▸ **The problem**:
Extract every line below, verbatim.

▸ **Records**:
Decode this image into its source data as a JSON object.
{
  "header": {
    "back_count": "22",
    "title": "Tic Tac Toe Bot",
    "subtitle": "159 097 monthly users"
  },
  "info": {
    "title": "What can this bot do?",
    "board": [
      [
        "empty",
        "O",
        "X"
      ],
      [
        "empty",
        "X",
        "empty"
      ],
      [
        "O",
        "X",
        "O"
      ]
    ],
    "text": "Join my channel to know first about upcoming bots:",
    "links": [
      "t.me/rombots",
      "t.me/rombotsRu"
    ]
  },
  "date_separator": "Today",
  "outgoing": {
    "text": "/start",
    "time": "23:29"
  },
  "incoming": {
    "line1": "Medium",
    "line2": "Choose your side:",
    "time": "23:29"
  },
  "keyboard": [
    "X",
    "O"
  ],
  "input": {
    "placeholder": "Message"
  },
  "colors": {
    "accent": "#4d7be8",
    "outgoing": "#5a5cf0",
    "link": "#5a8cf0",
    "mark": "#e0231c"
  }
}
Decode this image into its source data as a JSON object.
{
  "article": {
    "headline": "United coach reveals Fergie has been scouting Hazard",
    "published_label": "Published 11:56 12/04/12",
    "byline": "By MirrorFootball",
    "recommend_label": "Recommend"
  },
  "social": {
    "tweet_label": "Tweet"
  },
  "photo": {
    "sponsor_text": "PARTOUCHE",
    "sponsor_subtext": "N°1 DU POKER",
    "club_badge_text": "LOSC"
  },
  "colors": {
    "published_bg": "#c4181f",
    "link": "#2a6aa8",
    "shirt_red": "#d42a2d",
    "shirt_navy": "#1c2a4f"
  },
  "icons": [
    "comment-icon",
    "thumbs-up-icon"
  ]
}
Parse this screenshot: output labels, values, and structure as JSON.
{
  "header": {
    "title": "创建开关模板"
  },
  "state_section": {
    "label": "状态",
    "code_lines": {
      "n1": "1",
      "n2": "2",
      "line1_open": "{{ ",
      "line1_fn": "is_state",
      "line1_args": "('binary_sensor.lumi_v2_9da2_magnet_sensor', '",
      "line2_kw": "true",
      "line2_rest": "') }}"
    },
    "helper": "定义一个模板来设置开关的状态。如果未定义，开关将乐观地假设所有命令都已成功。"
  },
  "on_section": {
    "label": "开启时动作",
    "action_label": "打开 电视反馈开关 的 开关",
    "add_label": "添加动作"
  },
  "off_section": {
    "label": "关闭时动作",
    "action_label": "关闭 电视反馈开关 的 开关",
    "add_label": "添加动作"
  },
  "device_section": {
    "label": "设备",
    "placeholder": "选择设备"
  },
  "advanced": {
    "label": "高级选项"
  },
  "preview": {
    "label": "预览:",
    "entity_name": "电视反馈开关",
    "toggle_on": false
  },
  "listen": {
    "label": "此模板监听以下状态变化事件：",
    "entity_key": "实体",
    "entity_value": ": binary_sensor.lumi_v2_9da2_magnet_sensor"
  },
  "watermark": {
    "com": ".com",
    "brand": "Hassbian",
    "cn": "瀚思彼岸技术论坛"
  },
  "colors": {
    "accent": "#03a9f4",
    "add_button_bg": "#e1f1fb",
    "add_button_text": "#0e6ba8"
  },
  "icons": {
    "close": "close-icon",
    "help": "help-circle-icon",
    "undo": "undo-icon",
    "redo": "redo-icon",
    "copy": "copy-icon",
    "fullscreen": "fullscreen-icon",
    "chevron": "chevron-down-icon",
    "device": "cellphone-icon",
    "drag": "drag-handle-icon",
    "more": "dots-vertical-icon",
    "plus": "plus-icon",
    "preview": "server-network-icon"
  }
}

▸ **Task result**:
Decode this image into its source data as a JSON object.
{
  "header": {
    "back_count": "22",
    "title": "Tic Tac Toe Bot",
    "subtitle": "159 097 monthly users"
  },
  "info": {
    "title": "What can this bot do?",
    "board": [
      [
        "empty",
        "O",
        "X"
      ],
      [
        "empty",
        "X",
        "empty"
      ],
      [
        "O",
        "X",
        "O"
      ]
    ],
    "text": "Join my channel to know first about upcoming bots:",
    "links": [
      "t.me/rombots",
      "t.me/rombotsRu"
    ]
  },
  "date_separator": "Today",
  "outgoing": {
    "text": "/start",
    "time": "23:29"
  },
  "incoming": {
    "line1": "Medium",
    "line2": "Choose your side:",
    "time": "23:29"
  },
  "keyboard": [
    "X",
    "O"
  ],
  "input": {
    "placeholder": "Message"
  },
  "colors": {
    "accent": "#4d7be8",
    "outgoing": "#5a5cf0",
    "link": "#5a8cf0",
    "mark": "#e0231c"
  }
}
Decode this image into its source data as a JSON object.
{
  "article": {
    "headline": "United coach reveals Fergie has been scouting Hazard",
    "published_label": "Published 11:56 12/04/12",
    "byline": "By MirrorFootball",
    "recommend_label": "Recommend"
  },
  "social": {
    "tweet_label": "Tweet"
  },
  "photo": {
    "sponsor_text": "PARTOUCHE",
    "sponsor_subtext": "N°1 DU POKER",
    "club_badge_text": "LOSC"
  },
  "colors": {
    "published_bg": "#c4181f",
    "link": "#2a6aa8",
    "shirt_red": "#d42a2d",
    "shirt_navy": "#1c2a4f"
  },
  "icons": [
    "comment-icon",
    "thumbs-up-icon"
  ]
}
Parse this screenshot: output labels, values, and structure as JSON.
{
  "header": {
    "title": "创建开关模板"
  },
  "state_section": {
    "label": "状态",
    "code_lines": {
      "n1": "1",
      "n2": "2",
      "line1_open": "{{ ",
      "line1_fn": "is_state",
      "line1_args": "('binary_sensor.lumi_v2_9da2_magnet_sensor', '",
      "line2_kw": "true",
      "line2_rest": "') }}"
    },
    "helper": "定义一个模板来设置开关的状态。如果未定义，开关将乐观地假设所有命令都已成功。"
  },
  "on_section": {
    "label": "开启时动作",
    "action_label": "打开 电视反馈开关 的 开关",
    "add_label": "添加动作"
  },
  "off_section": {
    "label": "关闭时动作",
    "action_label": "关闭 电视反馈开关 的 开关",
    "add_label": "添加动作"
  },
  "device_section": {
    "label": "设备",
    "placeholder": "选择设备"
  },
  "advanced": {
    "label": "高级选项"
  },
  "preview": {
    "label": "预览:",
    "entity_name": "电视反馈开关",
    "toggle_on": false
  },
  "listen": {
    "label": "此模板监听以下状态变化事件：",
    "entity_key": "实体",
    "entity_value": ": binary_sensor.lumi_v2_9da2_magnet_sensor"
  },
  "watermark": {
    "com": ".com",
    "brand": "Hassbian",
    "cn": "瀚思彼岸技术论坛"
  },
  "colors": {
    "accent": "#03a9f4",
    "add_button_bg": "#e1f1fb",
    "add_button_text": "#0e6ba8"
  },
  "icons": {
    "close": "close-icon",
    "help": "help-circle-icon",
    "undo": "undo-icon",
    "redo": "redo-icon",
    "copy": "copy-icon",
    "fullscreen": "fullscreen-icon",
    "chevron": "chevron-down-icon",
    "device": "cellphone-icon",
    "drag": "drag-handle-icon",
    "more": "dots-vertical-icon",
    "plus": "plus-icon",
    "preview": "server-network-icon"
  }
}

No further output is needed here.